### TO DO
**1.** Return the part of the article on The Residences at the Little Nell that opens with the words containing "At a time when" and closes with "showed last week.", word for word.
**2.** Does the article on The Residences at the Little Nell agree with each of these statements? (a) Construction of the property is essentially completed. (b) The property stands on the east side of the gondola. (c) Owners will have a rooftop pool. Answer yes or no for each, quoting the words of the article that decide it.

### EXCERPTED PASSAGE
Residences, Aspen’s newest luxury property, set to open
ASPEN ” Who says opulence is dead in Aspen?
At a time when doom and gloom dominate the real estate market, one of the most luxurious developments in Aspen’s history is racing toward its opening. Construction of The Residences at the Little Nell is essentially completed, a tour of the property showed last week.
Owners will find amenities like a rooftop pool and hot tubs in which they’ll feel close enough to reach out and grab Aspen Mountain; they also provide stunning views of town. The fitness center has spin bikes and Nautilus weight machines that would put most gyms to shame. The artwork for common areas will be high-end gallery quality. An elevator will pop owners and guests from a ski locker room right to the Little Nell slope a few yards from the Silver Queen Gondola.
The Residences at the Little Nell, known simply as RLN, is on the west side of the gondola, a bookend opposite The Little Nell hotel on the east side.

### DATA EXCERPT

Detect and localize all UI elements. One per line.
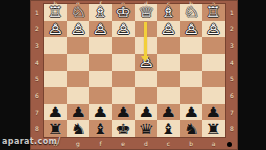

### THE ANSWERS
**1.**
At a time when doom and gloom dominate the real estate market, one of the most luxurious developments in Aspen’s history is racing toward its opening. Construction of The Residences at the Little Nell is essentially completed, a tour of the property showed last week.

**2.**
(a) Yes: "Construction of The Residences at the Little Nell is essentially completed"
(b) No: "is on the west side of the gondola"
(c) Yes: "a rooftop pool and hot tubs"